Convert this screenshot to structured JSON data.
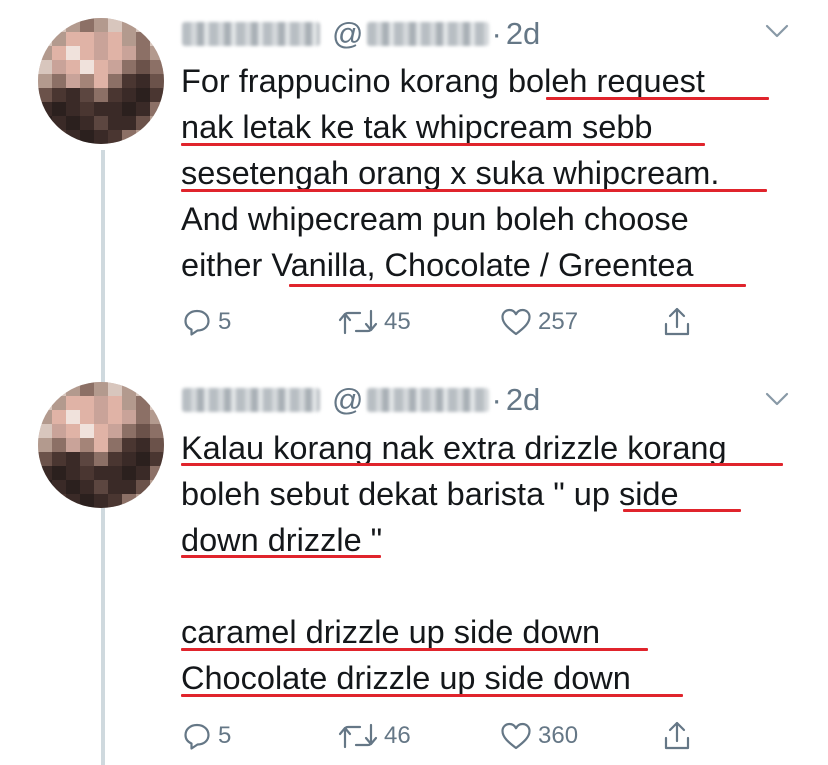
{
  "tweets": [
    {
      "at_symbol": "@",
      "time": "2d",
      "text": "For frappucino korang boleh request\nnak letak ke tak whipcream sebb\nsesetengah orang x suka whipcream.\nAnd whipecream pun boleh choose\neither Vanilla, Chocolate / Greentea",
      "actions": {
        "reply": "5",
        "retweet": "45",
        "like": "257"
      }
    },
    {
      "at_symbol": "@",
      "time": "2d",
      "text": "Kalau korang nak extra drizzle korang\nboleh sebut dekat barista \" up side\ndown drizzle \"\n\ncaramel drizzle up side down\nChocolate drizzle up side down",
      "actions": {
        "reply": "5",
        "retweet": "46",
        "like": "360"
      }
    }
  ],
  "colors": {
    "text": "#14171a",
    "secondary": "#657786",
    "underline": "#e0242c",
    "thread": "#cfd9de"
  },
  "icons": {
    "reply": "reply-icon",
    "retweet": "retweet-icon",
    "like": "heart-icon",
    "share": "share-icon",
    "menu": "chevron-down-icon"
  }
}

^^^^^^^^^^^^^^^^

- _Stated exercise_
From the data above, copy out every line with the string "korang" in it.

- _Worked solution_
      "text": "For frappucino korang boleh request\nnak letak ke tak whipcream sebb\nsesetengah orang x suka whipcream.\nAnd whipecream pun boleh choose\neither Vanilla, Chocolate / Greentea",
      "text": "Kalau korang nak extra drizzle korang\nboleh sebut dekat barista \" up side\ndown drizzle \"\n\ncaramel drizzle up side down\nChocolate drizzle up side down",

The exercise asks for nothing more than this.